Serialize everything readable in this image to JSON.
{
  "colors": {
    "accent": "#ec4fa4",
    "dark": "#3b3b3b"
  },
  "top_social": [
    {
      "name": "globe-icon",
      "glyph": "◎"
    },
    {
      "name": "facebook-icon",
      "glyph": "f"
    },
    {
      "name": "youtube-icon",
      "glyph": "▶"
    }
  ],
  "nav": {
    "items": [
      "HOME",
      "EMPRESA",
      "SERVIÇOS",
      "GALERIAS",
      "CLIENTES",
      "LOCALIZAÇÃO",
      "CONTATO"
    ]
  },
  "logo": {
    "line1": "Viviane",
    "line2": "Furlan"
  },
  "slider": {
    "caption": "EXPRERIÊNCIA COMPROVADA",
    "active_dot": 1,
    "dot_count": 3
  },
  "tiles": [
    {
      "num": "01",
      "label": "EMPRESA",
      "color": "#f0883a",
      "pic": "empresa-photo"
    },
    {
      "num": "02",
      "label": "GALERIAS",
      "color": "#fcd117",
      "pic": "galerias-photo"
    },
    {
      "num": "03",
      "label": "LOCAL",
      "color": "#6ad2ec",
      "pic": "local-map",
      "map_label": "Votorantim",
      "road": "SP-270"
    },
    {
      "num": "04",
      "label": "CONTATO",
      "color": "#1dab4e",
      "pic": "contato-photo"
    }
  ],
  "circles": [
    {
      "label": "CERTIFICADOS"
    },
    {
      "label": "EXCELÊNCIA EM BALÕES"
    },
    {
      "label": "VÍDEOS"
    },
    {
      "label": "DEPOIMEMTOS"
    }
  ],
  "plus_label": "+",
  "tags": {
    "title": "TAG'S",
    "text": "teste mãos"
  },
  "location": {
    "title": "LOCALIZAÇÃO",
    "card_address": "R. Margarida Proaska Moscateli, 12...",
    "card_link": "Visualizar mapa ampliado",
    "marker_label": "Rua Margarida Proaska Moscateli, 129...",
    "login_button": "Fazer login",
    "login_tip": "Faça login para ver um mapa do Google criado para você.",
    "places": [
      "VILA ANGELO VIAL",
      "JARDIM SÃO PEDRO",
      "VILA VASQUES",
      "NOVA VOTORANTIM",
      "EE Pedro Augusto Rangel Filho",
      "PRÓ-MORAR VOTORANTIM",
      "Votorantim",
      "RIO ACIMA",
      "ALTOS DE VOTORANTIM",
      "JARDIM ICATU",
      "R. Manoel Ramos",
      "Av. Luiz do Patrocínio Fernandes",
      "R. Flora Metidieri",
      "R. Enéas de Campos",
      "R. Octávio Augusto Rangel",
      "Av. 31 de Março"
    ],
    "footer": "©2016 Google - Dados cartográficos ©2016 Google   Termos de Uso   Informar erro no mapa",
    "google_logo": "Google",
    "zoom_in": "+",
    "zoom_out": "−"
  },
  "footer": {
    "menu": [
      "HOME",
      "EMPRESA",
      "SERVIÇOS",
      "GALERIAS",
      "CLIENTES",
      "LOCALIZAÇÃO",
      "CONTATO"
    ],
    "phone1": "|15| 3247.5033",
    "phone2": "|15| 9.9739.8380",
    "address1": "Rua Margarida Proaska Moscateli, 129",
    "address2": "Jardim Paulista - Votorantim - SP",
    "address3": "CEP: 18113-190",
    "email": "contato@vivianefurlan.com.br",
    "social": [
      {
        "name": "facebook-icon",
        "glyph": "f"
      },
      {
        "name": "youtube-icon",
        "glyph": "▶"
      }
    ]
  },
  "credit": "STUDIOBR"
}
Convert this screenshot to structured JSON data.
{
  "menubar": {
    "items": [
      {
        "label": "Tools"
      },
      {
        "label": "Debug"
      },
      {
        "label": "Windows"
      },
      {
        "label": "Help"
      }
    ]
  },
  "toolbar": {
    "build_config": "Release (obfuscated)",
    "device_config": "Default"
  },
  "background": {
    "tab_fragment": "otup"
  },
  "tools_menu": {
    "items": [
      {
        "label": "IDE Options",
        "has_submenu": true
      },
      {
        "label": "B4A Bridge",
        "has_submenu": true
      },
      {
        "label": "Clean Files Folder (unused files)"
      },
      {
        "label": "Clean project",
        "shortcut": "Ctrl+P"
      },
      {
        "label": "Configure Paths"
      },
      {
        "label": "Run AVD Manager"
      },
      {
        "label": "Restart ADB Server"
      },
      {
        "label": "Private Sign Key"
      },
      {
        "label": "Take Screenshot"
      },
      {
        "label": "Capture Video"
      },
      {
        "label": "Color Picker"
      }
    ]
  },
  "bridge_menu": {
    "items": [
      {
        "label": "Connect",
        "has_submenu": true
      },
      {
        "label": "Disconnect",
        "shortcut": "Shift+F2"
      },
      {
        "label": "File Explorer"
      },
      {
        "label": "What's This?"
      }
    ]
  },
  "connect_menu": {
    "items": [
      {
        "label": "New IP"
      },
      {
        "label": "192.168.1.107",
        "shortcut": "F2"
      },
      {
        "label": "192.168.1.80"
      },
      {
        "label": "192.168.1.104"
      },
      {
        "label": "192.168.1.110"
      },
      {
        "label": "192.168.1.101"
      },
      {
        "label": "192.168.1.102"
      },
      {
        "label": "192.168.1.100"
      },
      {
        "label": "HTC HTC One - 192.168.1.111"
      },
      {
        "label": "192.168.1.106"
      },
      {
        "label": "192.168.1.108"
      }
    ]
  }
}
------------------------------------------------------------
→ **What this task involves**: Exactly as written above, please repeat the entries.

→ **Output of the task**:
Serialize everything readable in this image to JSON.
{
  "colors": {
    "accent": "#ec4fa4",
    "dark": "#3b3b3b"
  },
  "top_social": [
    {
      "name": "globe-icon",
      "glyph": "◎"
    },
    {
      "name": "facebook-icon",
      "glyph": "f"
    },
    {
      "name": "youtube-icon",
      "glyph": "▶"
    }
  ],
  "nav": {
    "items": [
      "HOME",
      "EMPRESA",
      "SERVIÇOS",
      "GALERIAS",
      "CLIENTES",
      "LOCALIZAÇÃO",
      "CONTATO"
    ]
  },
  "logo": {
    "line1": "Viviane",
    "line2": "Furlan"
  },
  "slider": {
    "caption": "EXPRERIÊNCIA COMPROVADA",
    "active_dot": 1,
    "dot_count": 3
  },
  "tiles": [
    {
      "num": "01",
      "label": "EMPRESA",
      "color": "#f0883a",
      "pic": "empresa-photo"
    },
    {
      "num": "02",
      "label": "GALERIAS",
      "color": "#fcd117",
      "pic": "galerias-photo"
    },
    {
      "num": "03",
      "label": "LOCAL",
      "color": "#6ad2ec",
      "pic": "local-map",
      "map_label": "Votorantim",
      "road": "SP-270"
    },
    {
      "num": "04",
      "label": "CONTATO",
      "color": "#1dab4e",
      "pic": "contato-photo"
    }
  ],
  "circles": [
    {
      "label": "CERTIFICADOS"
    },
    {
      "label": "EXCELÊNCIA EM BALÕES"
    },
    {
      "label": "VÍDEOS"
    },
    {
      "label": "DEPOIMEMTOS"
    }
  ],
  "plus_label": "+",
  "tags": {
    "title": "TAG'S",
    "text": "teste mãos"
  },
  "location": {
    "title": "LOCALIZAÇÃO",
    "card_address": "R. Margarida Proaska Moscateli, 12...",
    "card_link": "Visualizar mapa ampliado",
    "marker_label": "Rua Margarida Proaska Moscateli, 129...",
    "login_button": "Fazer login",
    "login_tip": "Faça login para ver um mapa do Google criado para você.",
    "places": [
      "VILA ANGELO VIAL",
      "JARDIM SÃO PEDRO",
      "VILA VASQUES",
      "NOVA VOTORANTIM",
      "EE Pedro Augusto Rangel Filho",
      "PRÓ-MORAR VOTORANTIM",
      "Votorantim",
      "RIO ACIMA",
      "ALTOS DE VOTORANTIM",
      "JARDIM ICATU",
      "R. Manoel Ramos",
      "Av. Luiz do Patrocínio Fernandes",
      "R. Flora Metidieri",
      "R. Enéas de Campos",
      "R. Octávio Augusto Rangel",
      "Av. 31 de Março"
    ],
    "footer": "©2016 Google - Dados cartográficos ©2016 Google   Termos de Uso   Informar erro no mapa",
    "google_logo": "Google",
    "zoom_in": "+",
    "zoom_out": "−"
  },
  "footer": {
    "menu": [
      "HOME",
      "EMPRESA",
      "SERVIÇOS",
      "GALERIAS",
      "CLIENTES",
      "LOCALIZAÇÃO",
      "CONTATO"
    ],
    "phone1": "|15| 3247.5033",
    "phone2": "|15| 9.9739.8380",
    "address1": "Rua Margarida Proaska Moscateli, 129",
    "address2": "Jardim Paulista - Votorantim - SP",
    "address3": "CEP: 18113-190",
    "email": "contato@vivianefurlan.com.br",
    "social": [
      {
        "name": "facebook-icon",
        "glyph": "f"
      },
      {
        "name": "youtube-icon",
        "glyph": "▶"
      }
    ]
  },
  "credit": "STUDIOBR"
}
Convert this screenshot to structured JSON data.
{
  "menubar": {
    "items": [
      {
        "label": "Tools"
      },
      {
        "label": "Debug"
      },
      {
        "label": "Windows"
      },
      {
        "label": "Help"
      }
    ]
  },
  "toolbar": {
    "build_config": "Release (obfuscated)",
    "device_config": "Default"
  },
  "background": {
    "tab_fragment": "otup"
  },
  "tools_menu": {
    "items": [
      {
        "label": "IDE Options",
        "has_submenu": true
      },
      {
        "label": "B4A Bridge",
        "has_submenu": true
      },
      {
        "label": "Clean Files Folder (unused files)"
      },
      {
        "label": "Clean project",
        "shortcut": "Ctrl+P"
      },
      {
        "label": "Configure Paths"
      },
      {
        "label": "Run AVD Manager"
      },
      {
        "label": "Restart ADB Server"
      },
      {
        "label": "Private Sign Key"
      },
      {
        "label": "Take Screenshot"
      },
      {
        "label": "Capture Video"
      },
      {
        "label": "Color Picker"
      }
    ]
  },
  "bridge_menu": {
    "items": [
      {
        "label": "Connect",
        "has_submenu": true
      },
      {
        "label": "Disconnect",
        "shortcut": "Shift+F2"
      },
      {
        "label": "File Explorer"
      },
      {
        "label": "What's This?"
      }
    ]
  },
  "connect_menu": {
    "items": [
      {
        "label": "New IP"
      },
      {
        "label": "192.168.1.107",
        "shortcut": "F2"
      },
      {
        "label": "192.168.1.80"
      },
      {
        "label": "192.168.1.104"
      },
      {
        "label": "192.168.1.110"
      },
      {
        "label": "192.168.1.101"
      },
      {
        "label": "192.168.1.102"
      },
      {
        "label": "192.168.1.100"
      },
      {
        "label": "HTC HTC One - 192.168.1.111"
      },
      {
        "label": "192.168.1.106"
      },
      {
        "label": "192.168.1.108"
      }
    ]
  }
}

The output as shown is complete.